▸ WHAT THE EXERCISE ASKS:
Locate each line of the material that contains "指数累计涨跌幅", then return it.
** START OF ITEMS **
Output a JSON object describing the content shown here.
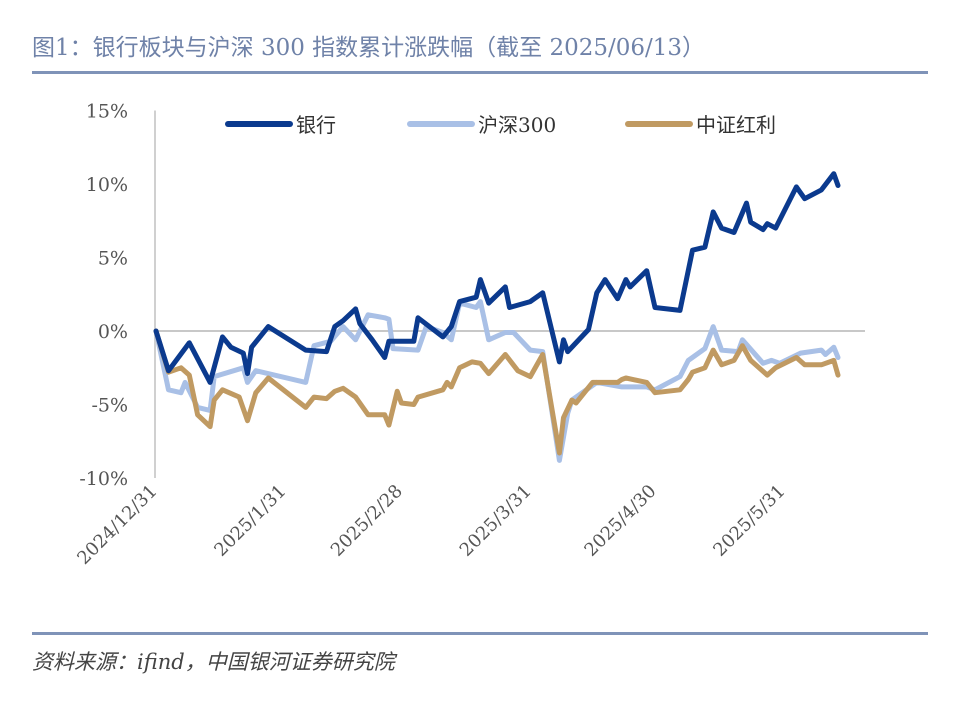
{
  "title": "图1：银行板块与沪深 300 指数累计涨跌幅（截至 2025/06/13）",
  "source": "资料来源：ifind，中国银河证券研究院",
  "chart_data": {
    "type": "line",
    "title": "图1：银行板块与沪深 300 指数累计涨跌幅（截至 2025/06/13）",
    "xlabel": "",
    "ylabel": "",
    "x_type": "date",
    "xlim": [
      "2024-12-31",
      "2025-06-13"
    ],
    "ylim": [
      -10,
      15
    ],
    "y_ticks": [
      15,
      10,
      5,
      0,
      -5,
      -10
    ],
    "y_tick_labels": [
      "15%",
      "10%",
      "5%",
      "0%",
      "-5%",
      "-10%"
    ],
    "x_ticks": [
      "2024-12-31",
      "2025-01-31",
      "2025-02-28",
      "2025-03-31",
      "2025-04-30",
      "2025-05-31"
    ],
    "x_tick_labels": [
      "2024/12/31",
      "2025/1/31",
      "2025/2/28",
      "2025/3/31",
      "2025/4/30",
      "2025/5/31"
    ],
    "grid": "zero line only",
    "legend_position": "top",
    "series": [
      {
        "name": "银行",
        "color": "#0B3A8E",
        "points": [
          [
            "2024-12-31",
            0
          ],
          [
            "2025-01-03",
            -2.7
          ],
          [
            "2025-01-08",
            -0.8
          ],
          [
            "2025-01-13",
            -3.5
          ],
          [
            "2025-01-16",
            -0.4
          ],
          [
            "2025-01-18",
            -1.1
          ],
          [
            "2025-01-21",
            -1.5
          ],
          [
            "2025-01-22",
            -2.9
          ],
          [
            "2025-01-23",
            -1.1
          ],
          [
            "2025-01-27",
            0.3
          ],
          [
            "2025-02-05",
            -1.3
          ],
          [
            "2025-02-10",
            -1.4
          ],
          [
            "2025-02-12",
            0.3
          ],
          [
            "2025-02-14",
            0.7
          ],
          [
            "2025-02-17",
            1.5
          ],
          [
            "2025-02-18",
            0.5
          ],
          [
            "2025-02-21",
            -0.6
          ],
          [
            "2025-02-24",
            -1.8
          ],
          [
            "2025-02-25",
            -0.7
          ],
          [
            "2025-03-03",
            -0.7
          ],
          [
            "2025-03-04",
            0.9
          ],
          [
            "2025-03-10",
            -0.4
          ],
          [
            "2025-03-12",
            0.3
          ],
          [
            "2025-03-14",
            2.0
          ],
          [
            "2025-03-18",
            2.3
          ],
          [
            "2025-03-19",
            3.5
          ],
          [
            "2025-03-21",
            1.9
          ],
          [
            "2025-03-25",
            3.0
          ],
          [
            "2025-03-26",
            1.6
          ],
          [
            "2025-03-31",
            2.0
          ],
          [
            "2025-04-03",
            2.6
          ],
          [
            "2025-04-07",
            -2.1
          ],
          [
            "2025-04-08",
            -0.6
          ],
          [
            "2025-04-09",
            -1.4
          ],
          [
            "2025-04-14",
            0.1
          ],
          [
            "2025-04-16",
            2.6
          ],
          [
            "2025-04-18",
            3.5
          ],
          [
            "2025-04-21",
            2.2
          ],
          [
            "2025-04-23",
            3.5
          ],
          [
            "2025-04-24",
            3.0
          ],
          [
            "2025-04-28",
            4.1
          ],
          [
            "2025-04-30",
            1.6
          ],
          [
            "2025-05-06",
            1.4
          ],
          [
            "2025-05-09",
            5.5
          ],
          [
            "2025-05-12",
            5.7
          ],
          [
            "2025-05-14",
            8.1
          ],
          [
            "2025-05-16",
            7.0
          ],
          [
            "2025-05-19",
            6.7
          ],
          [
            "2025-05-22",
            8.7
          ],
          [
            "2025-05-23",
            7.4
          ],
          [
            "2025-05-26",
            6.9
          ],
          [
            "2025-05-27",
            7.3
          ],
          [
            "2025-05-29",
            7.0
          ],
          [
            "2025-06-03",
            9.8
          ],
          [
            "2025-06-05",
            9.0
          ],
          [
            "2025-06-09",
            9.6
          ],
          [
            "2025-06-12",
            10.7
          ],
          [
            "2025-06-13",
            9.9
          ]
        ]
      },
      {
        "name": "沪深300",
        "color": "#A9C0E6",
        "points": [
          [
            "2024-12-31",
            0
          ],
          [
            "2025-01-03",
            -4.0
          ],
          [
            "2025-01-06",
            -4.2
          ],
          [
            "2025-01-07",
            -3.5
          ],
          [
            "2025-01-10",
            -5.2
          ],
          [
            "2025-01-13",
            -5.4
          ],
          [
            "2025-01-14",
            -3.1
          ],
          [
            "2025-01-21",
            -2.5
          ],
          [
            "2025-01-22",
            -3.5
          ],
          [
            "2025-01-24",
            -2.7
          ],
          [
            "2025-02-05",
            -3.5
          ],
          [
            "2025-02-07",
            -1.0
          ],
          [
            "2025-02-11",
            -0.7
          ],
          [
            "2025-02-14",
            0.3
          ],
          [
            "2025-02-17",
            -0.6
          ],
          [
            "2025-02-20",
            1.1
          ],
          [
            "2025-02-24",
            0.9
          ],
          [
            "2025-02-25",
            0.8
          ],
          [
            "2025-02-26",
            -1.2
          ],
          [
            "2025-03-04",
            -1.3
          ],
          [
            "2025-03-06",
            0.3
          ],
          [
            "2025-03-10",
            -0.1
          ],
          [
            "2025-03-12",
            -0.6
          ],
          [
            "2025-03-14",
            1.9
          ],
          [
            "2025-03-18",
            1.6
          ],
          [
            "2025-03-19",
            2.0
          ],
          [
            "2025-03-21",
            -0.6
          ],
          [
            "2025-03-25",
            -0.1
          ],
          [
            "2025-03-27",
            -0.1
          ],
          [
            "2025-03-31",
            -1.3
          ],
          [
            "2025-04-03",
            -1.4
          ],
          [
            "2025-04-07",
            -8.8
          ],
          [
            "2025-04-09",
            -5.6
          ],
          [
            "2025-04-10",
            -4.7
          ],
          [
            "2025-04-16",
            -3.5
          ],
          [
            "2025-04-22",
            -3.8
          ],
          [
            "2025-04-28",
            -3.8
          ],
          [
            "2025-04-30",
            -4.0
          ],
          [
            "2025-05-06",
            -3.1
          ],
          [
            "2025-05-08",
            -2.0
          ],
          [
            "2025-05-12",
            -1.2
          ],
          [
            "2025-05-14",
            0.3
          ],
          [
            "2025-05-16",
            -1.3
          ],
          [
            "2025-05-20",
            -1.4
          ],
          [
            "2025-05-21",
            -0.6
          ],
          [
            "2025-05-26",
            -2.2
          ],
          [
            "2025-05-28",
            -2.0
          ],
          [
            "2025-05-30",
            -2.2
          ],
          [
            "2025-06-04",
            -1.5
          ],
          [
            "2025-06-09",
            -1.3
          ],
          [
            "2025-06-10",
            -1.6
          ],
          [
            "2025-06-12",
            -1.1
          ],
          [
            "2025-06-13",
            -1.8
          ]
        ]
      },
      {
        "name": "中证红利",
        "color": "#C09A62",
        "points": [
          [
            "2024-12-31",
            0
          ],
          [
            "2025-01-03",
            -2.8
          ],
          [
            "2025-01-06",
            -2.5
          ],
          [
            "2025-01-08",
            -3.0
          ],
          [
            "2025-01-10",
            -5.7
          ],
          [
            "2025-01-13",
            -6.5
          ],
          [
            "2025-01-14",
            -4.7
          ],
          [
            "2025-01-16",
            -4.0
          ],
          [
            "2025-01-20",
            -4.5
          ],
          [
            "2025-01-22",
            -6.1
          ],
          [
            "2025-01-24",
            -4.2
          ],
          [
            "2025-01-27",
            -3.2
          ],
          [
            "2025-02-05",
            -5.2
          ],
          [
            "2025-02-07",
            -4.5
          ],
          [
            "2025-02-10",
            -4.6
          ],
          [
            "2025-02-12",
            -4.1
          ],
          [
            "2025-02-14",
            -3.9
          ],
          [
            "2025-02-17",
            -4.5
          ],
          [
            "2025-02-20",
            -5.7
          ],
          [
            "2025-02-24",
            -5.7
          ],
          [
            "2025-02-25",
            -6.4
          ],
          [
            "2025-02-27",
            -4.1
          ],
          [
            "2025-02-28",
            -4.9
          ],
          [
            "2025-03-03",
            -5.0
          ],
          [
            "2025-03-04",
            -4.5
          ],
          [
            "2025-03-10",
            -4.0
          ],
          [
            "2025-03-11",
            -3.5
          ],
          [
            "2025-03-12",
            -3.8
          ],
          [
            "2025-03-14",
            -2.5
          ],
          [
            "2025-03-17",
            -2.1
          ],
          [
            "2025-03-19",
            -2.2
          ],
          [
            "2025-03-21",
            -2.9
          ],
          [
            "2025-03-25",
            -1.6
          ],
          [
            "2025-03-28",
            -2.7
          ],
          [
            "2025-03-31",
            -3.1
          ],
          [
            "2025-04-03",
            -1.6
          ],
          [
            "2025-04-07",
            -8.3
          ],
          [
            "2025-04-08",
            -5.9
          ],
          [
            "2025-04-10",
            -4.7
          ],
          [
            "2025-04-11",
            -4.9
          ],
          [
            "2025-04-15",
            -3.5
          ],
          [
            "2025-04-21",
            -3.5
          ],
          [
            "2025-04-22",
            -3.3
          ],
          [
            "2025-04-23",
            -3.2
          ],
          [
            "2025-04-28",
            -3.5
          ],
          [
            "2025-04-30",
            -4.2
          ],
          [
            "2025-05-06",
            -4.0
          ],
          [
            "2025-05-08",
            -3.3
          ],
          [
            "2025-05-09",
            -2.8
          ],
          [
            "2025-05-12",
            -2.5
          ],
          [
            "2025-05-14",
            -1.3
          ],
          [
            "2025-05-16",
            -2.3
          ],
          [
            "2025-05-19",
            -2.0
          ],
          [
            "2025-05-21",
            -1.0
          ],
          [
            "2025-05-23",
            -2.0
          ],
          [
            "2025-05-27",
            -3.0
          ],
          [
            "2025-05-29",
            -2.5
          ],
          [
            "2025-06-03",
            -1.8
          ],
          [
            "2025-06-05",
            -2.3
          ],
          [
            "2025-06-09",
            -2.3
          ],
          [
            "2025-06-12",
            -2.0
          ],
          [
            "2025-06-13",
            -3.0
          ]
        ]
      }
    ]
  }
}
** END OF ITEMS **
▸ EXPECTED OUTPUT:
  "title": "图1：银行板块与沪深 300 指数累计涨跌幅（截至 2025/06/13）",
    "title": "图1：银行板块与沪深 300 指数累计涨跌幅（截至 2025/06/13）",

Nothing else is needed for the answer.